Find the word "last" in the material below and gather every line that contains it.

### [Input data]
────

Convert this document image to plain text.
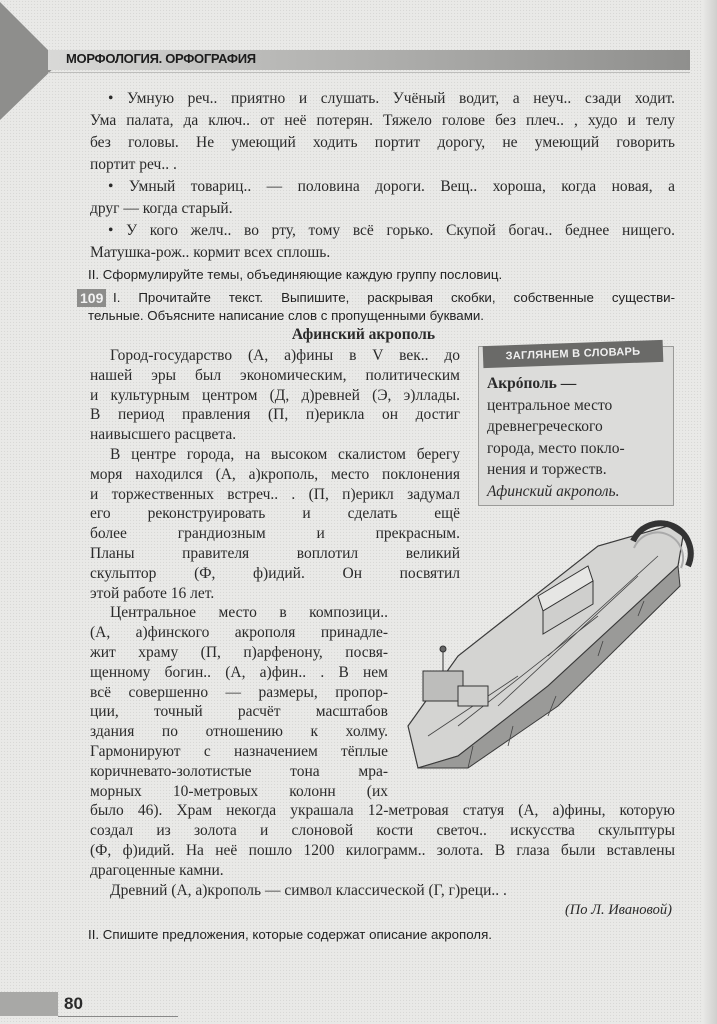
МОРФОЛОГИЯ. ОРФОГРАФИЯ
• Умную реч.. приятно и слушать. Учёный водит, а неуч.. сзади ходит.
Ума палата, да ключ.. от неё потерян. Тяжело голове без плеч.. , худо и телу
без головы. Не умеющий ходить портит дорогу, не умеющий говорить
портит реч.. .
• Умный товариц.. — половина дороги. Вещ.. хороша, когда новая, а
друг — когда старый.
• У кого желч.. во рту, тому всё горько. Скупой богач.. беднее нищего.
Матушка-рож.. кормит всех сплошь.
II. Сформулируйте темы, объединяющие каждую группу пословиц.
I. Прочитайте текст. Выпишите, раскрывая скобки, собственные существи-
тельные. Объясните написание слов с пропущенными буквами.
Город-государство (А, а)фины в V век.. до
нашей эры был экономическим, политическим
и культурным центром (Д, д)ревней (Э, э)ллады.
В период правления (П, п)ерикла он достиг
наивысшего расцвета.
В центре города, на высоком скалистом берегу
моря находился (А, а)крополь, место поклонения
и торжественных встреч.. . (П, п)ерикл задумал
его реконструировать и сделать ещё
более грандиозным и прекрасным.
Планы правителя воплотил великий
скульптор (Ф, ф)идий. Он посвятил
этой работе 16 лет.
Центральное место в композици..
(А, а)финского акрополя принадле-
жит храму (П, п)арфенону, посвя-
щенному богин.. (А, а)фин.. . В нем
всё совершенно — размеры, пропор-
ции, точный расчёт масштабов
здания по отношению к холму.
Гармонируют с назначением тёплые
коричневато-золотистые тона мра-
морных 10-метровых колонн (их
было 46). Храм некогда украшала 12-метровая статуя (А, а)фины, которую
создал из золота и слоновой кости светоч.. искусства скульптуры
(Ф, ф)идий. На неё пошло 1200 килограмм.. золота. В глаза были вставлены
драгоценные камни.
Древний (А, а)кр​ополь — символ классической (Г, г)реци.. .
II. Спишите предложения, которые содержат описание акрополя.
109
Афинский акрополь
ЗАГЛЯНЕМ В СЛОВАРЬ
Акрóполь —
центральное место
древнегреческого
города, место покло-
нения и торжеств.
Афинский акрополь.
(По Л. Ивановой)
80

────

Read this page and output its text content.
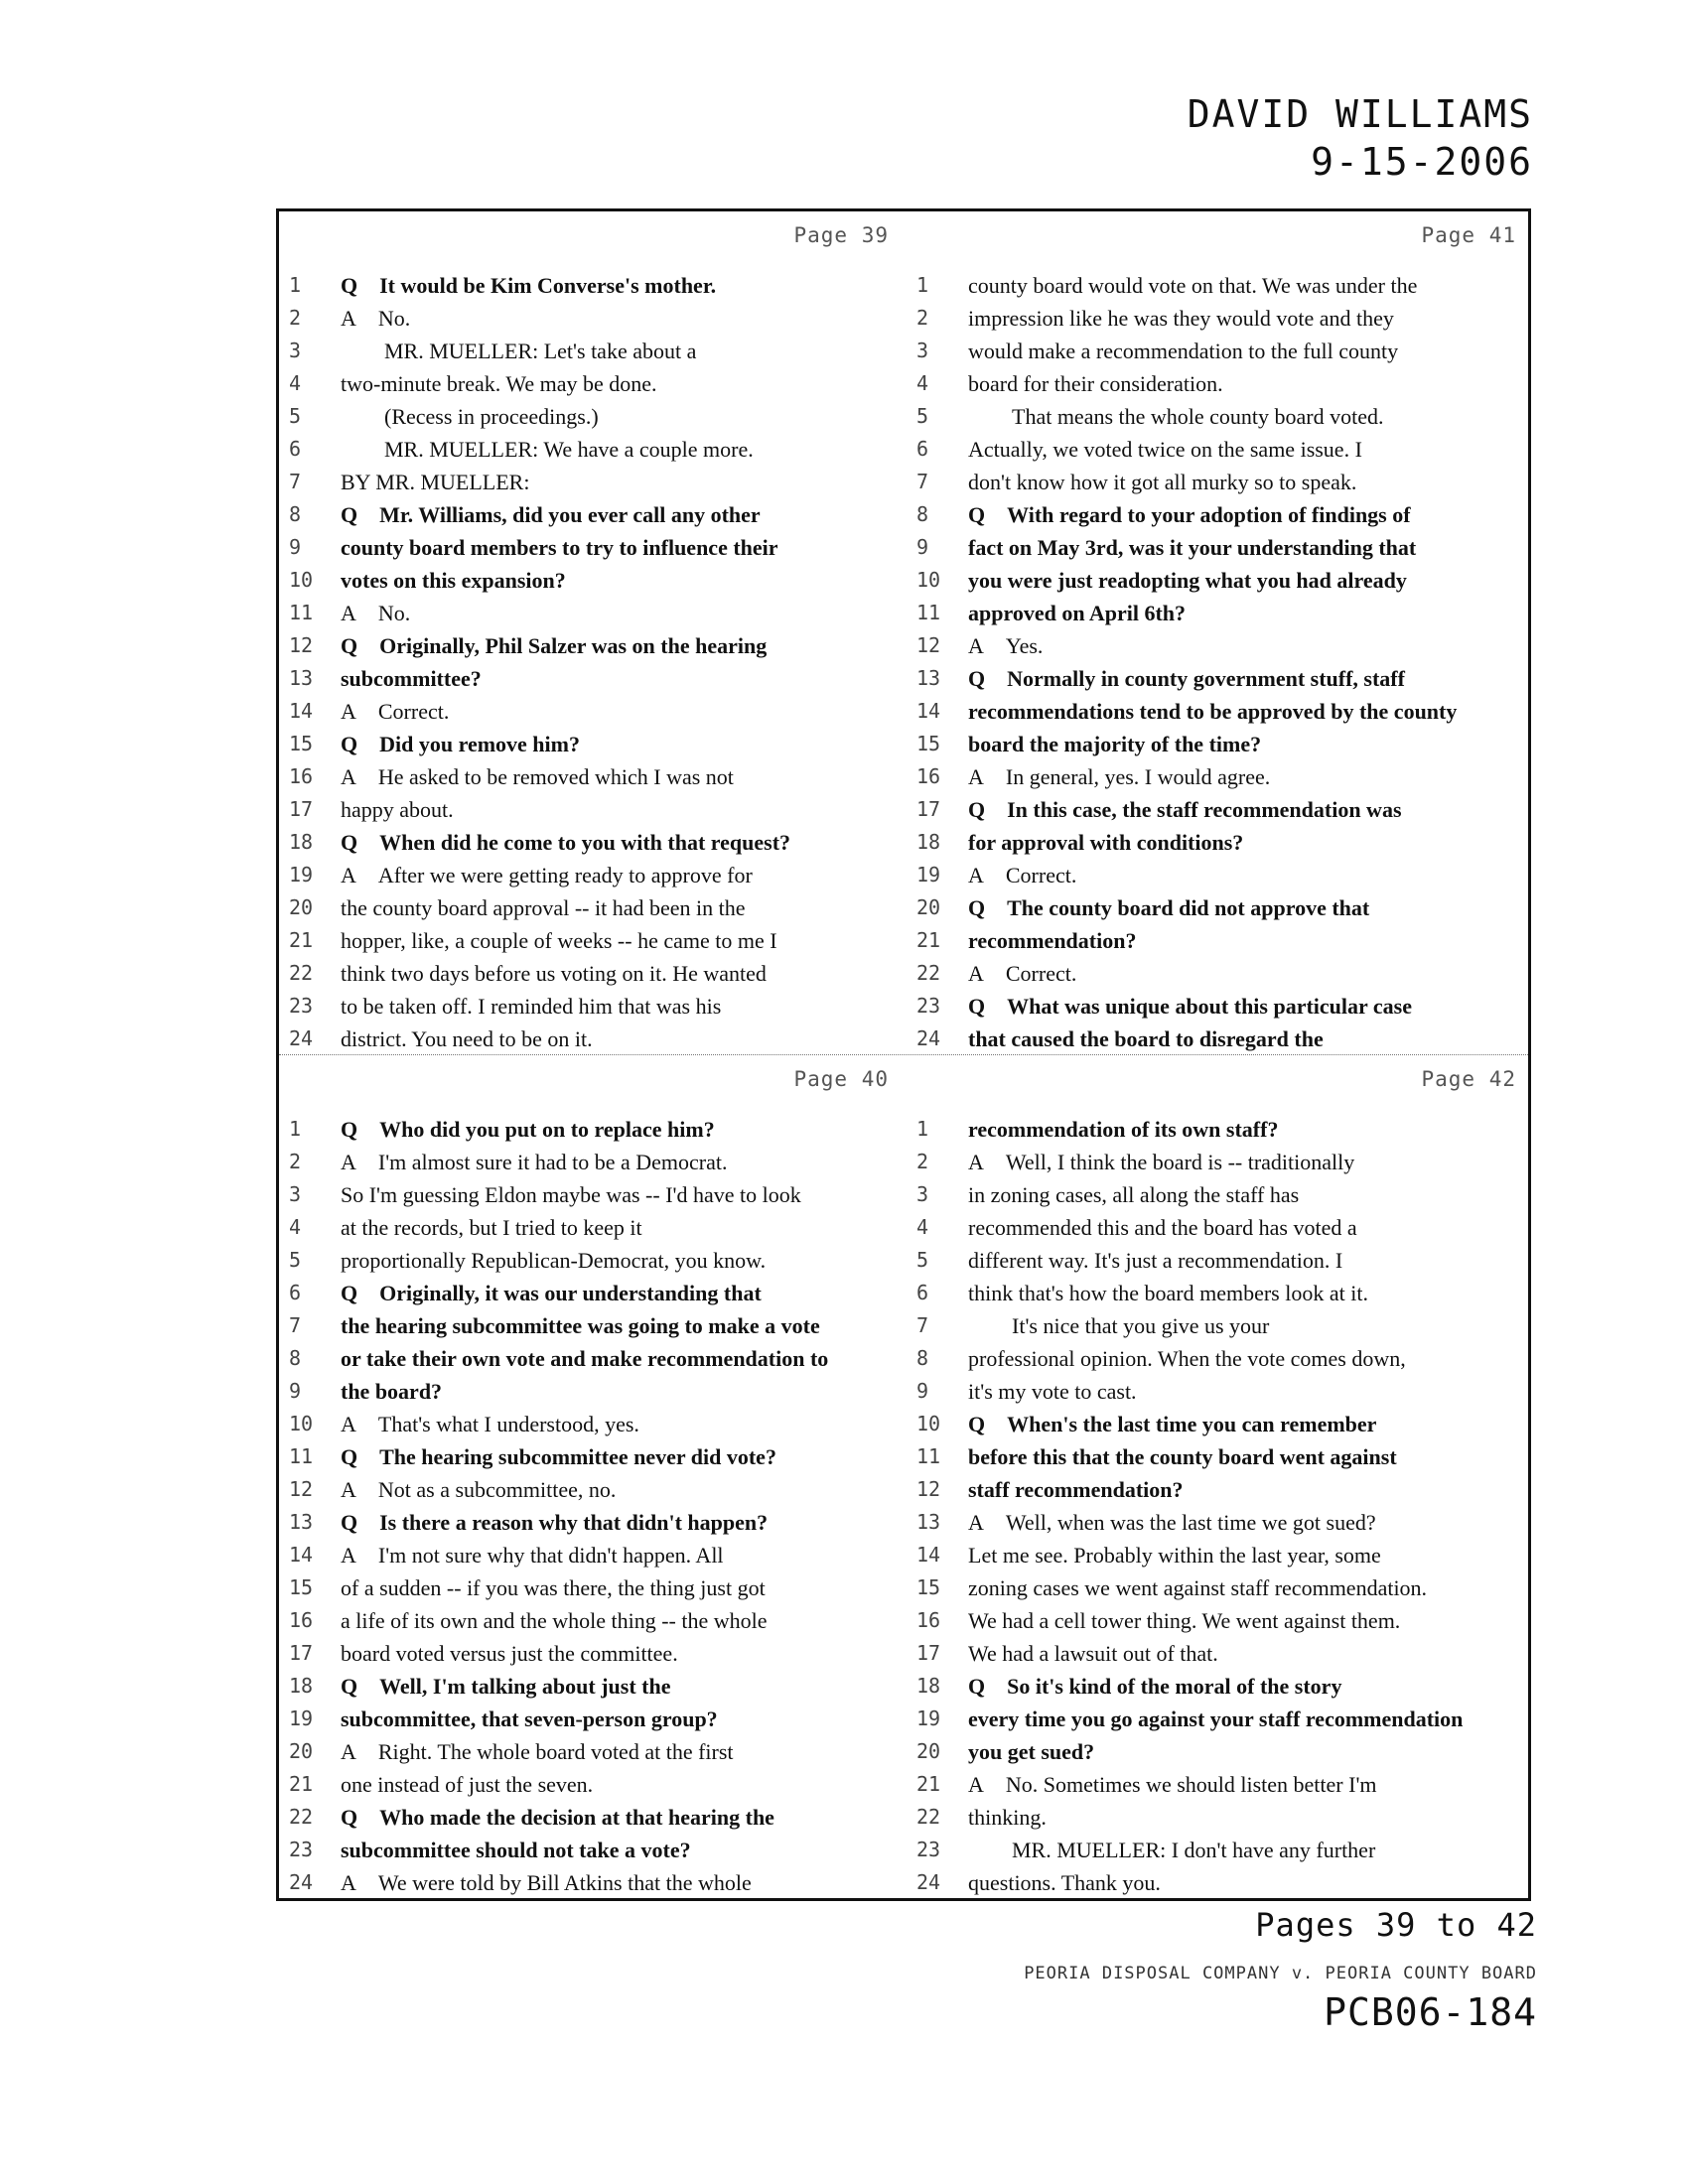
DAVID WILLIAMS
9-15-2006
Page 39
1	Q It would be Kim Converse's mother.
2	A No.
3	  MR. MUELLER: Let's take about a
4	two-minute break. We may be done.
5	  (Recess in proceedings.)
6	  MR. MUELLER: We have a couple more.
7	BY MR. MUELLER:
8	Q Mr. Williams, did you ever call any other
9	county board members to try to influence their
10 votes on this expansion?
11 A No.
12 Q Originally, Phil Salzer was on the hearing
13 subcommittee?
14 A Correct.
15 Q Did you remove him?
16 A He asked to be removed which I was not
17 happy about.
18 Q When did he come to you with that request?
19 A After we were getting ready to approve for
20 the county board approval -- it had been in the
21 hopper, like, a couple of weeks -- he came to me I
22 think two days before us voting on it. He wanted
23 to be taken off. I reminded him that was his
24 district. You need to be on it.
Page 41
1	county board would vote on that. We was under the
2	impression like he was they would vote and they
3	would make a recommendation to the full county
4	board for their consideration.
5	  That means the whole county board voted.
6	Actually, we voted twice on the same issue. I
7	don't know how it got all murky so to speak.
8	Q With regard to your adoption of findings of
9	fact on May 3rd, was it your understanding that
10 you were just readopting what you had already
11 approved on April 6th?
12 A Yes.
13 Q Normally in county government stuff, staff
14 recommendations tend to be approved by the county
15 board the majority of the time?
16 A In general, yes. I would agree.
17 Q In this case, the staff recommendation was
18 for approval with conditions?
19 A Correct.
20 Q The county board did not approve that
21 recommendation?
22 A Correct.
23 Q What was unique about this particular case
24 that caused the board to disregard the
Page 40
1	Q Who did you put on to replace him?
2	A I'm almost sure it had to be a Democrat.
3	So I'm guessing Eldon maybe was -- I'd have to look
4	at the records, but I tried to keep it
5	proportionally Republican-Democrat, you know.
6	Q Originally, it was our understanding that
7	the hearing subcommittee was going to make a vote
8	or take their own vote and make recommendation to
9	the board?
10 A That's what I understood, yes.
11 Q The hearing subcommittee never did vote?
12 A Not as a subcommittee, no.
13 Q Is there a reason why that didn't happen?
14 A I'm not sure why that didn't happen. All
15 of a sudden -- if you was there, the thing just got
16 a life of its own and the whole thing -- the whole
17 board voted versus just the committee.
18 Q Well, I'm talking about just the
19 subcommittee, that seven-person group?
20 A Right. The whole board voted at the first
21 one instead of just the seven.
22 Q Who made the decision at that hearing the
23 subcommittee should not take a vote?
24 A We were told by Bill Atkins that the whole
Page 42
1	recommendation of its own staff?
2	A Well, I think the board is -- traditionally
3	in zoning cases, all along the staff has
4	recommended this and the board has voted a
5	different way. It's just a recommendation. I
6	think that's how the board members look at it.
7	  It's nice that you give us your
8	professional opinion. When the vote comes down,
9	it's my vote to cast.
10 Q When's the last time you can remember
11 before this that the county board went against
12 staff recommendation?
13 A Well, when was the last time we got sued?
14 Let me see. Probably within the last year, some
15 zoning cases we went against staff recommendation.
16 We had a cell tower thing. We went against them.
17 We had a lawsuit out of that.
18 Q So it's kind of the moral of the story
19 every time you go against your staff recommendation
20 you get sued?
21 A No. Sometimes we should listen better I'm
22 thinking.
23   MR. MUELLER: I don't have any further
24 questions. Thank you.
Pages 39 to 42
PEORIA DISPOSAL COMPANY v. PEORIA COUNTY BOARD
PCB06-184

────

### [In response]
10 Q When's the last time you can remember
13 A Well, when was the last time we got sued?
14 Let me see. Probably within the last year, some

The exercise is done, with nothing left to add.